SOURCE TEXT
+===+

# Boyd 44mm clincher - every day wheels?



## ph0enix (Aug 12, 2009)

I was thinking of replacing the Mavic Ksyrium wheels that my bike came equipped with, with deeper, carbon wheels. While my first thought was to go with RoL Race SLs since I've used them quite bit in the past and am quite fond of them, deep carbon wheels have always been on my mind so I figure I should try them. I'm considering Boyd's 44mm clinchers as an every day, all-around wheelset since they're attractively priced comparing to other wheels in the same weight class. I hope I wouldn't be sacrificing safety by going with Boyd's offering. I'm 185-ish at the moment. I usually get down to 170-175lbs by the end of the season. What are your experiences with Boyd wheels?

Thanks!


----------



## matreid (Jul 13, 2010)

I was just about to post asking for experience with this exact wheel so I'll just draft off of ph0enix and hope he doesn't mind too much


----------



## ph0enix (Aug 12, 2009)

matreid said:


> I was just about to post asking for experience with this exact wheel so I'll just draft off of ph0enix and hope he doesn't mind too much


Not at all. The more the merrier!


----------



## VeeArSix (Sep 4, 2013)

+===+

TASK A
Using the thread, decide whether each statement agrees with it: (i) ph0enix's bike came with Mavic Ksyrium wheels; (ii) ph0enix usually weighs about 185 lbs at the end of the season; (iii) ph0enix objects to matreid joining the thread. Answer yes or no for each and quote the words from the thread that decide it.

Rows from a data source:
+===+

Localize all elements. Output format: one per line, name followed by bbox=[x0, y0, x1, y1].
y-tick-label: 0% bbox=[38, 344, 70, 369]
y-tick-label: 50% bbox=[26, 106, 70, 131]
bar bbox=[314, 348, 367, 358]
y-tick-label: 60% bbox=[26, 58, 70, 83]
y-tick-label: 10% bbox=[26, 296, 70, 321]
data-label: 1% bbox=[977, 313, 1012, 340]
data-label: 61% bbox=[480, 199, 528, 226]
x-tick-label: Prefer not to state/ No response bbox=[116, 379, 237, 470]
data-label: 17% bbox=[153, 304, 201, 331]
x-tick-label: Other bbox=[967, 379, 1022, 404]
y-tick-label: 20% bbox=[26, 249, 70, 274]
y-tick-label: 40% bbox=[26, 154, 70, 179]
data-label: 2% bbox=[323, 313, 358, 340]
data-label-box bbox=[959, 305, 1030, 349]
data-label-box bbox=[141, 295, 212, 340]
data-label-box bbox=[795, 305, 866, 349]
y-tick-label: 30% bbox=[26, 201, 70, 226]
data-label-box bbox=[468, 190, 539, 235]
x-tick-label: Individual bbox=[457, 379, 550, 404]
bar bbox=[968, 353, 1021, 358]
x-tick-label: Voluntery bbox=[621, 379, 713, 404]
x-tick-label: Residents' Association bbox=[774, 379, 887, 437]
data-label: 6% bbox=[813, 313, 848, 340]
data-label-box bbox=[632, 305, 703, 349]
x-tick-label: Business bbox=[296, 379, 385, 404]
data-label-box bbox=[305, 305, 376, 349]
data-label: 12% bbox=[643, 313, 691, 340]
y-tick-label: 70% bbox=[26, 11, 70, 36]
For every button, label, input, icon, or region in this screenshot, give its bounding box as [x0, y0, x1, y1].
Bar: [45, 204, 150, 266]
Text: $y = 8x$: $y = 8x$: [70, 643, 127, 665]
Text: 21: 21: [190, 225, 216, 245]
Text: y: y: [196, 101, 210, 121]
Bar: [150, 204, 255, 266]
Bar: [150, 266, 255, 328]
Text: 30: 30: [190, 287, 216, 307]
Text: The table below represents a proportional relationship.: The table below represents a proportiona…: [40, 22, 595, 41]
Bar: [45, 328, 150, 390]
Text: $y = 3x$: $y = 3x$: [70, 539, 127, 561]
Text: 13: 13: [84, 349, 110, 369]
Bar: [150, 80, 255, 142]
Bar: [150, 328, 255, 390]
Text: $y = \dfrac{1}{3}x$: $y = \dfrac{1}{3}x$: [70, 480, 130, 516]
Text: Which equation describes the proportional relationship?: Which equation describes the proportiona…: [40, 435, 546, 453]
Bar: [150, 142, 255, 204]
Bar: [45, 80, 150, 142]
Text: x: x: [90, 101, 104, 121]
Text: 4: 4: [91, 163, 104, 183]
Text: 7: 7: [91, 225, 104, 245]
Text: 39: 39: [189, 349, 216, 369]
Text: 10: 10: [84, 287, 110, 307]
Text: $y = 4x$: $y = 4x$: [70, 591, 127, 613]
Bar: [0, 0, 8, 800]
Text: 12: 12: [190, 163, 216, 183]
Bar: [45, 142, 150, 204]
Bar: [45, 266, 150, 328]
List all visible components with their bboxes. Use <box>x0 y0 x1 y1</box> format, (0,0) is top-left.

+===+

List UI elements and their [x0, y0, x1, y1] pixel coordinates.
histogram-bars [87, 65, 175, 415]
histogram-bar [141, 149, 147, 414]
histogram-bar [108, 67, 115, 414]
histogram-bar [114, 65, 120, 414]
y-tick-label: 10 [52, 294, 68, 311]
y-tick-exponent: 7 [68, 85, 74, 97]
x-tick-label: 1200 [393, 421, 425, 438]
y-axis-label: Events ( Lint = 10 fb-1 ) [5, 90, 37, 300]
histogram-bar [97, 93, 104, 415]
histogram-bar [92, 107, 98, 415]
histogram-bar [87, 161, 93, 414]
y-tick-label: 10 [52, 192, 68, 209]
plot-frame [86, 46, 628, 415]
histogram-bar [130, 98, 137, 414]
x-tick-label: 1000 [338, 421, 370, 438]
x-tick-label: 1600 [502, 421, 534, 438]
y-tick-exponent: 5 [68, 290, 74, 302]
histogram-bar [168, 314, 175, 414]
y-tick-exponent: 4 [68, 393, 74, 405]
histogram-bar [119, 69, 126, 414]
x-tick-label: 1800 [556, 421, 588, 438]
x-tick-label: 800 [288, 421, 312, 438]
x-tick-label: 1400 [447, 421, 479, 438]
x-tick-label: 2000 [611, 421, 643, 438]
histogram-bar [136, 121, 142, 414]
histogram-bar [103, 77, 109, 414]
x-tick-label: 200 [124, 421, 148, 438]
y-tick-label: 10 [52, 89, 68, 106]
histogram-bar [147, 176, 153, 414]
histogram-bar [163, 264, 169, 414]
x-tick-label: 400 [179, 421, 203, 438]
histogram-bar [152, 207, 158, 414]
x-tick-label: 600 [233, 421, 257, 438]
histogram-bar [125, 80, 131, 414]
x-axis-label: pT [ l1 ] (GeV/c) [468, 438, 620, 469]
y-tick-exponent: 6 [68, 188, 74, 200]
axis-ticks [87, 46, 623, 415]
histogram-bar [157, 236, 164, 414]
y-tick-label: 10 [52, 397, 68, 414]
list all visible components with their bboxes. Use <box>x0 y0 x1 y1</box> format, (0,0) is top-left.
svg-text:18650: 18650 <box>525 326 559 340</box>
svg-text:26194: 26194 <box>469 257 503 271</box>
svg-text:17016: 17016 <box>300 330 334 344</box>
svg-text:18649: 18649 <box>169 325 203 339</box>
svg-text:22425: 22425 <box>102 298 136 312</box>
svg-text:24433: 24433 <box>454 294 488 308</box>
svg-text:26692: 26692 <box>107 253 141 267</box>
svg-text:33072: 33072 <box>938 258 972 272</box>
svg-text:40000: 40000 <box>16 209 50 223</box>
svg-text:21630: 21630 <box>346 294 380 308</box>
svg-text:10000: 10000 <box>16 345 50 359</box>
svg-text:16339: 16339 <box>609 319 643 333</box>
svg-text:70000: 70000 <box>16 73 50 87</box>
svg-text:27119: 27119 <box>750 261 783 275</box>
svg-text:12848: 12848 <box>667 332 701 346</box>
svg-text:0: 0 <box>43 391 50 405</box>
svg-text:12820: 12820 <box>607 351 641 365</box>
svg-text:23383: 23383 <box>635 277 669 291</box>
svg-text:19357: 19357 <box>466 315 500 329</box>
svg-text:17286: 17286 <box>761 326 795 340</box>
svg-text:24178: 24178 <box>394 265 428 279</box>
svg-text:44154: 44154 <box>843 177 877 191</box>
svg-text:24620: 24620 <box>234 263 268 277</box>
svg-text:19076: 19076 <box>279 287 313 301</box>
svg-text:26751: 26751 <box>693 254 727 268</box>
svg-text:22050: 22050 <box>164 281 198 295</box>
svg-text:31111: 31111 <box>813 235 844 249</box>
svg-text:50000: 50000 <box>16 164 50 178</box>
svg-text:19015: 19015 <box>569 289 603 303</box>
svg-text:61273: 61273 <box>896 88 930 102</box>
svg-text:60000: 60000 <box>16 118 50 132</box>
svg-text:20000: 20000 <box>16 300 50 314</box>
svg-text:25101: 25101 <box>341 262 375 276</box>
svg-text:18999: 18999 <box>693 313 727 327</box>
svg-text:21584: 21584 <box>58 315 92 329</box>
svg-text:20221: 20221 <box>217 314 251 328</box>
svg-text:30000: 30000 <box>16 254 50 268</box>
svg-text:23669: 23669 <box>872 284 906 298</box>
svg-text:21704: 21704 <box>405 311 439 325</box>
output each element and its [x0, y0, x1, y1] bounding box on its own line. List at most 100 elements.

+===+

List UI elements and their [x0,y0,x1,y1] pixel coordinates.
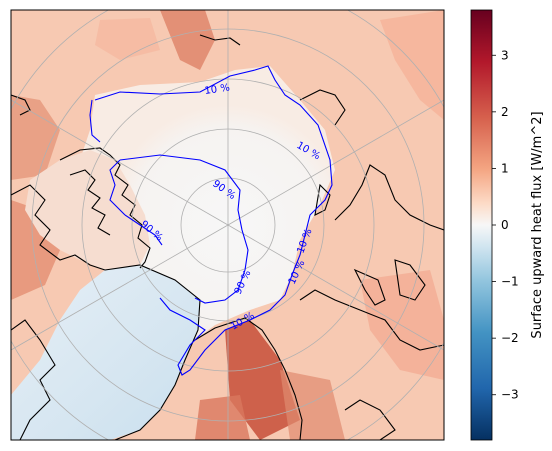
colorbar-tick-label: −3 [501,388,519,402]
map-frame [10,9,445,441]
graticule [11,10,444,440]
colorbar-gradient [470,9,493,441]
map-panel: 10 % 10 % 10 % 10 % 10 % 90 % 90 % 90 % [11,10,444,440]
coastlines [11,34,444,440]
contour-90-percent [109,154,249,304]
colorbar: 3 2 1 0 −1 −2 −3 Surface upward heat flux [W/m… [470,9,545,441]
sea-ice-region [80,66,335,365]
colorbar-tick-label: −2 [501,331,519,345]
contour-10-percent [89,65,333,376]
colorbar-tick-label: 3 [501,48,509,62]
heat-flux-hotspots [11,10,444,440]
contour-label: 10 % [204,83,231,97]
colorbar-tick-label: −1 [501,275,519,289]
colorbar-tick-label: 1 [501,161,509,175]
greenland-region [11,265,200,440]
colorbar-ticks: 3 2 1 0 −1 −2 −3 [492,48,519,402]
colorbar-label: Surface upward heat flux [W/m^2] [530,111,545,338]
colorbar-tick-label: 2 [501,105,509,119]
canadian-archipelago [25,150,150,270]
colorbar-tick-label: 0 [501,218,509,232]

+===+

TASK B
In the rows, please output the lines from the line with "List UI elements and their [x0,y0,x1,y1]" to the line with "colorbar-tick-label: 0 [501,218,509,232]", both included, as a JSON list of strings with one string per line. Skip blank lines and leave out the pictures.

TASK OUTPUT A
(i) Yes: "replacing the Mavic Ksyrium wheels that my bike came equipped with"
(ii) No: "I usually get down to 170-175lbs by the end of the season."
(iii) No: "Not at all. The more the merrier!"

TASK OUTPUT B
[
  "List UI elements and their [x0,y0,x1,y1] pixel coordinates.",
  "colorbar-tick-label: −3 [501,388,519,402]",
  "map-frame [10,9,445,441]",
  "graticule [11,10,444,440]",
  "colorbar-gradient [470,9,493,441]",
  "map-panel: 10 % 10 % 10 % 10 % 10 % 90 % 90 % 90 % [11,10,444,440]",
  "coastlines [11,34,444,440]",
  "contour-90-percent [109,154,249,304]",
  "colorbar: 3 2 1 0 −1 −2 −3 Surface upward heat flux [W/m… [470,9,545,441]",
  "sea-ice-region [80,66,335,365]",
  "colorbar-tick-label: −2 [501,331,519,345]",
  "contour-10-percent [89,65,333,376]",
  "colorbar-tick-label: 3 [501,48,509,62]",
  "heat-flux-hotspots [11,10,444,440]",
  "contour-label: 10 % [204,83,231,97]",
  "colorbar-tick-label: −1 [501,275,519,289]",
  "colorbar-tick-label: 1 [501,161,509,175]",
  "greenland-region [11,265,200,440]",
  "colorbar-ticks: 3 2 1 0 −1 −2 −3 [492,48,519,402]",
  "colorbar-label: Surface upward heat flux [W/m^2] [530,111,545,338]",
  "colorbar-tick-label: 2 [501,105,509,119]",
  "canadian-archipelago [25,150,150,270]",
  "colorbar-tick-label: 0 [501,218,509,232]"
]